- [Materials provided]:
━━━━━━
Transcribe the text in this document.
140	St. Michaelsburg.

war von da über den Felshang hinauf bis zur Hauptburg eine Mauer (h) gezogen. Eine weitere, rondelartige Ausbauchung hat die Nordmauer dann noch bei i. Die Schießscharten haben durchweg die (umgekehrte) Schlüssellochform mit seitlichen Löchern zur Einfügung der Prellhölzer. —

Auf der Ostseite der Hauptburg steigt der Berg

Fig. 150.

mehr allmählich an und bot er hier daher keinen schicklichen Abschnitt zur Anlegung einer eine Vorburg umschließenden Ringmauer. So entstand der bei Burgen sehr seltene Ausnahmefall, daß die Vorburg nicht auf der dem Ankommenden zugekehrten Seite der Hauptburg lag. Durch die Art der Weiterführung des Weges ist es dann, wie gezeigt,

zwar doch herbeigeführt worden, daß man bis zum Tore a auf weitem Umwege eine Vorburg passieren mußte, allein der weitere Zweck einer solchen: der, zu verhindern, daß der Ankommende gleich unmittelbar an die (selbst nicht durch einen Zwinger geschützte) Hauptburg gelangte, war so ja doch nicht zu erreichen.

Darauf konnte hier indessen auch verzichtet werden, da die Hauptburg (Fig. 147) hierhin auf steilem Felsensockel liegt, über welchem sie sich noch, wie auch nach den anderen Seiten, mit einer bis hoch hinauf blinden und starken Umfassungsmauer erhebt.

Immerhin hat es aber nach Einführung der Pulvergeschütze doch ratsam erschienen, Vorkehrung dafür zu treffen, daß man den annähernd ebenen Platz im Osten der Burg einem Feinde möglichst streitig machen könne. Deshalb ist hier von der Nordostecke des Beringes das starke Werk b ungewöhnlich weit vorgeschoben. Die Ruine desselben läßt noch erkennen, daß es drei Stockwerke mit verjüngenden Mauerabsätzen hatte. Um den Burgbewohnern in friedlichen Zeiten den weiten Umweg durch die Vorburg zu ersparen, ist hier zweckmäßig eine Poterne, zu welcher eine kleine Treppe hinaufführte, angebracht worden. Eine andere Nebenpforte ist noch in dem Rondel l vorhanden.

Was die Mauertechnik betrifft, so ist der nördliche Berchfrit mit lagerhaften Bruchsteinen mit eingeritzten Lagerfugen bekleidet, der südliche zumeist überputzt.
━━━━━━
- [Problem to work on]:
Within the material above, find the lines that contain the word "dann"; copy them.

- [Response to this exercise]:
war von da über den Felshang hinauf bis zur Hauptburg eine Mauer (h) gezogen. Eine weitere, rondelartige Ausbauchung hat die Nordmauer dann noch bei i. Die Schießscharten haben durchweg die (umgekehrte) Schlüssellochform mit seitlichen Löchern zur Einfügung der Prellhölzer. —
mehr allmählich an und bot er hier daher keinen schicklichen Abschnitt zur Anlegung einer eine Vorburg umschließenden Ringmauer. So entstand der bei Burgen sehr seltene Ausnahmefall, daß die Vorburg nicht auf der dem Ankommenden zugekehrten Seite der Hauptburg lag. Durch die Art der Weiterführung des Weges ist es dann, wie gezeigt,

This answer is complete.